## Problem details:
Set down, word for word, the passage of the essay on saving money below starting with "Earlier this year, as" and going on through "in this position.".
Start of Source
I've saved a lot over the years, diligently working at it. It was a concept I absorbed and adopted as a credo way back in the early 1970's, when I started working full-time. Dad had always told us that if we wanted something, we would have to do it for ourselves, that nobody was going to magically appear and hand anything to us on a platter. We would have to work HARD for what we wanted. My parents did not preach, they worked their butts off (Mom worked full-time outside the home as well as Dad to support our family of eight) and showed us how to go by example. Mom took me to the local bank when I was 15 to open my very first savings and checking account. I received a "free" Miriam Webster's Collegiate Dictionary for opening a savings account of $150. (I still have that precious dictionary more than 45 years later). After that, I was solely in charge of the funds I earned at a part-time job after school and on weekends during school year, and worked full-time in an office (at $1.65 an hour) during the summer from the time I was 14. (Mom and Dad got tired of running my checks through their checking account!) Of course, before that, there was baby-sitting and chore money saved up, a quarter at a time, turned over to the parents or put into a piggy bank. Every penny counted then - and now! I still pick up found coins off the street - what can I say? You know the old saying, A PENNY SAVED IS A PENNY EARNED.
Please do not under-estimate teaching your children and young loved ones the ins-and-outs of saving money from an early age on. Hopefully it will stand them in good stead in future years.
Earlier this year, as things shook out, I ended up downsizing to a smaller and less expensive house (I called it my Retirement Home), when early retirement wasn't even on my event horizon! Downsizing had always been my plan, it just happened earlier than I thought it would. As it turned out, it was a fortuitous event. The disciplined saving habits of this child of Depression-Era parents has and will continue to pay off. Thank you, Mom and Dad! I am very fortunate, and very grateful to be in this position.
End of Source
Start of Entries shown
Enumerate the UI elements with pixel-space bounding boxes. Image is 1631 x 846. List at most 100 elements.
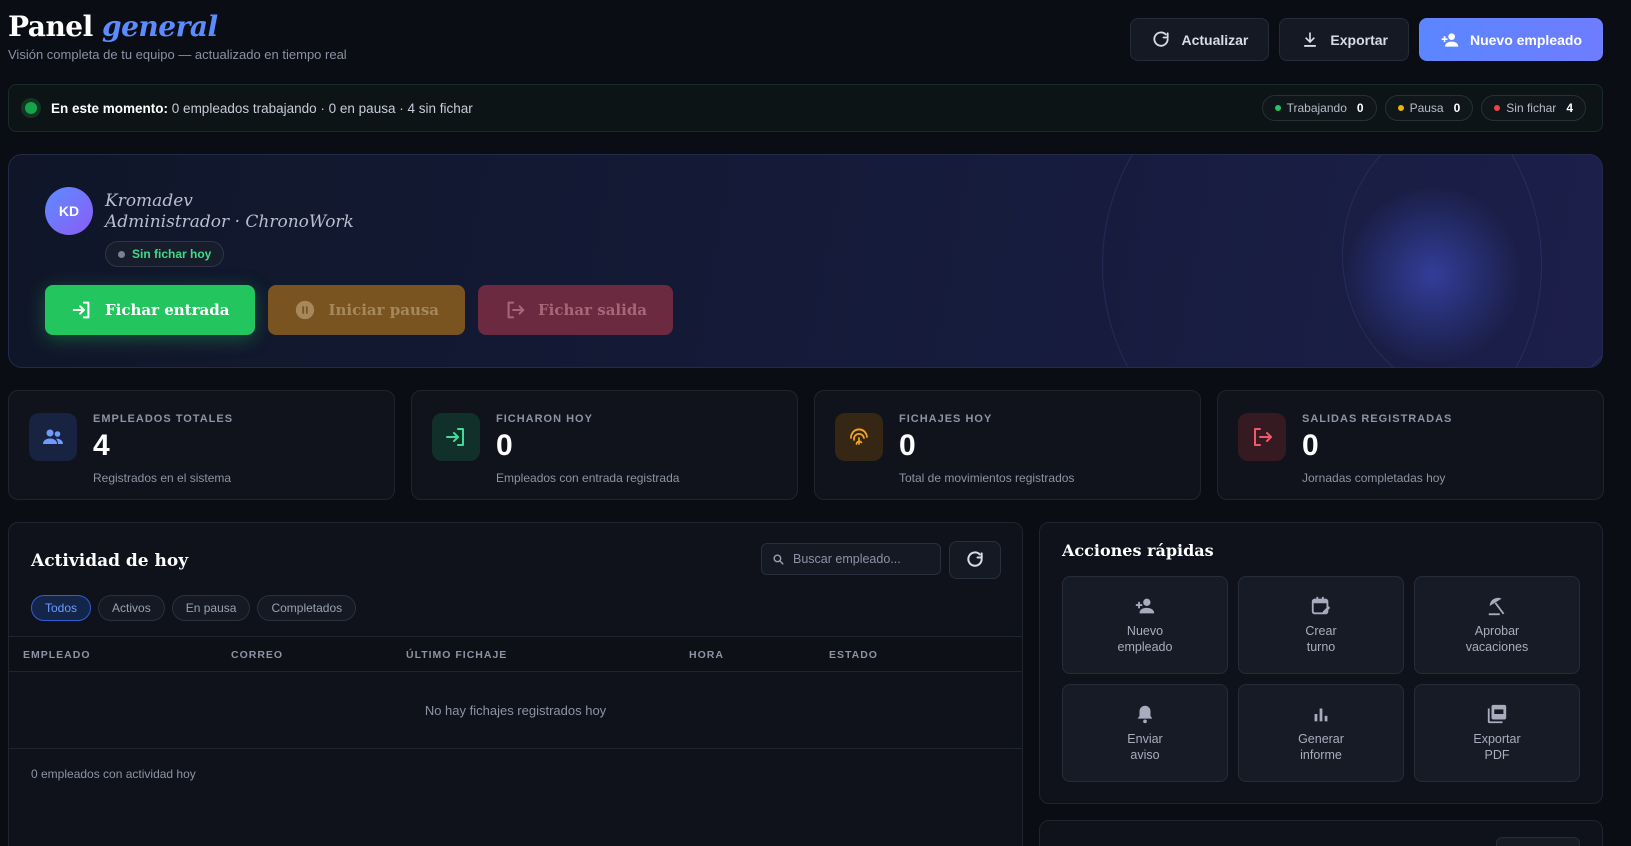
column-header-last-clocking[interactable]: ÚLTIMO FICHAJE	[406, 649, 507, 661]
stat-value: 0	[1302, 429, 1319, 462]
column-header-employee[interactable]: EMPLEADO	[23, 649, 91, 661]
stat-description: Total de movimientos registrados	[899, 471, 1075, 485]
new-employee-button-label: Nuevo empleado	[1469, 31, 1582, 48]
quick-action-label: Generar informe	[1298, 732, 1344, 762]
page-header: Panel general Visión completa de tu equi…	[8, 10, 347, 62]
clock-out-button[interactable]: Fichar salida	[478, 285, 674, 335]
stat-label: FICHAJES HOY	[899, 413, 993, 425]
header-actions: Actualizar Exportar Nuevo empleado	[1130, 18, 1603, 61]
live-status-bar: En este momento: 0 empleados trabajando …	[8, 84, 1603, 132]
filter-paused[interactable]: En pausa	[171, 595, 251, 621]
profile-name: Kromadev	[105, 191, 193, 211]
pdf-icon	[1487, 704, 1507, 724]
stat-icon-box	[432, 413, 480, 461]
stat-label: SALIDAS REGISTRADAS	[1302, 413, 1453, 425]
activity-table-header: EMPLEADO CORREO ÚLTIMO FICHAJE HORA ESTA…	[9, 636, 1022, 672]
beach-umbrella-icon	[1488, 597, 1505, 616]
status-pill-pause: Pausa 0	[1384, 95, 1474, 121]
filter-active[interactable]: Activos	[98, 595, 165, 621]
live-status-summary: 0 empleados trabajando · 0 en pausa · 4 …	[171, 100, 473, 116]
clock-out-label: Fichar salida	[538, 301, 648, 319]
quick-actions-panel: Acciones rápidas Nuevo empleado Crear tu…	[1039, 522, 1603, 804]
pause-icon	[296, 300, 315, 320]
logout-icon	[1254, 428, 1272, 446]
quick-action-label: Enviar aviso	[1127, 732, 1163, 762]
activity-filters: Todos Activos En pausa Completados	[31, 595, 357, 621]
profile-role: Administrador · ChronoWork	[105, 212, 354, 232]
employee-search-input[interactable]	[793, 552, 933, 566]
live-indicator-icon	[25, 102, 37, 114]
quick-action-label: Aprobar vacaciones	[1465, 624, 1529, 654]
employee-search[interactable]	[761, 543, 941, 575]
not-clocked-dot-icon	[1494, 105, 1501, 111]
quick-action-new-employee[interactable]: Nuevo empleado	[1062, 576, 1228, 674]
quick-action-generate-report[interactable]: Generar informe	[1238, 684, 1404, 782]
status-pill-label: Trabajando	[1286, 101, 1347, 115]
activity-title: Actividad de hoy	[31, 551, 189, 571]
activity-footer: 0 empleados con actividad hoy	[31, 767, 196, 781]
pause-dot-icon	[1397, 105, 1404, 111]
search-icon	[773, 553, 784, 565]
login-icon	[72, 301, 90, 319]
refresh-button[interactable]: Actualizar	[1130, 18, 1270, 61]
stat-value: 0	[899, 429, 916, 462]
stat-description: Empleados con entrada registrada	[496, 471, 680, 485]
clock-actions: Fichar entrada Iniciar pausa Fichar sali…	[45, 285, 674, 335]
fingerprint-icon	[850, 428, 868, 445]
column-header-time[interactable]: HORA	[689, 649, 724, 661]
working-dot-icon	[1274, 105, 1281, 111]
stat-label: FICHARON HOY	[496, 413, 593, 425]
start-pause-button[interactable]: Iniciar pausa	[268, 285, 466, 335]
activity-refresh-button[interactable]	[949, 541, 1001, 579]
quick-actions-title: Acciones rápidas	[1062, 541, 1214, 560]
filter-completed[interactable]: Completados	[257, 595, 357, 621]
quick-action-create-shift[interactable]: Crear turno	[1238, 576, 1404, 674]
quick-action-label: Crear turno	[1305, 624, 1337, 654]
decorative-glow	[1342, 185, 1522, 365]
quick-action-approve-vacation[interactable]: Aprobar vacaciones	[1414, 576, 1580, 674]
status-pills: Trabajando 0 Pausa 0 Sin fichar 4	[1261, 95, 1586, 121]
quick-action-send-notice[interactable]: Enviar aviso	[1062, 684, 1228, 782]
quick-actions-grid: Nuevo empleado Crear turno Aprobar vacac…	[1062, 576, 1580, 782]
stat-value: 0	[496, 429, 513, 462]
stat-icon-box	[835, 413, 883, 461]
quick-action-export-pdf[interactable]: Exportar PDF	[1414, 684, 1580, 782]
stat-description: Jornadas completadas hoy	[1302, 471, 1446, 485]
page-title: Panel general	[8, 10, 347, 43]
stats-row: EMPLEADOS TOTALES 4 Registrados en el si…	[8, 390, 1604, 500]
status-pill-label: Pausa	[1409, 101, 1444, 115]
profile-identity: Kromadev Administrador · ChronoWork	[105, 191, 354, 233]
activity-empty-state: No hay fichajes registrados hoy	[9, 673, 1022, 749]
page-title-main: Panel	[8, 10, 93, 43]
clock-in-button[interactable]: Fichar entrada	[45, 285, 256, 335]
status-pill-working: Trabajando 0	[1261, 95, 1377, 121]
clock-status-label: Sin fichar hoy	[132, 247, 212, 261]
clock-status-badge: Sin fichar hoy	[105, 241, 225, 267]
status-pill-value: 0	[1453, 101, 1461, 115]
live-status-text: En este momento: 0 empleados trabajando …	[51, 101, 473, 116]
page-title-accent: general	[102, 10, 218, 43]
new-employee-button[interactable]: Nuevo empleado	[1418, 18, 1603, 61]
stat-card-clocked-in-today: FICHARON HOY 0 Empleados con entrada reg…	[411, 390, 798, 500]
column-header-email[interactable]: CORREO	[231, 649, 283, 661]
live-status-lead: En este momento:	[51, 100, 169, 116]
bar-chart-icon	[1314, 708, 1328, 722]
logout-icon	[507, 301, 525, 319]
next-panel-control[interactable]	[1496, 837, 1580, 846]
start-pause-label: Iniciar pausa	[328, 301, 440, 319]
export-button-label: Exportar	[1330, 31, 1388, 48]
status-pill-not-clocked: Sin fichar 4	[1481, 95, 1586, 121]
filter-all[interactable]: Todos	[31, 595, 92, 621]
status-pill-label: Sin fichar	[1506, 101, 1557, 115]
quick-action-label: Exportar PDF	[1473, 732, 1521, 762]
stat-value: 4	[93, 429, 110, 462]
stat-label: EMPLEADOS TOTALES	[93, 413, 234, 425]
quick-action-label: Nuevo empleado	[1117, 624, 1173, 654]
stat-icon-box	[29, 413, 77, 461]
refresh-icon	[967, 551, 983, 567]
bell-icon	[1137, 705, 1153, 724]
status-dot-icon	[118, 250, 125, 258]
column-header-status[interactable]: ESTADO	[829, 649, 878, 661]
add-user-icon	[1441, 32, 1459, 47]
export-button[interactable]: Exportar	[1279, 18, 1409, 61]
End of Entries shown
## Output of the exercise:
Earlier this year, as things shook out, I ended up downsizing to a smaller and less expensive house (I called it my Retirement Home), when early retirement wasn't even on my event horizon! Downsizing had always been my plan, it just happened earlier than I thought it would. As it turned out, it was a fortuitous event. The disciplined saving habits of this child of Depression-Era parents has and will continue to pay off. Thank you, Mom and Dad! I am very fortunate, and very grateful to be in this position.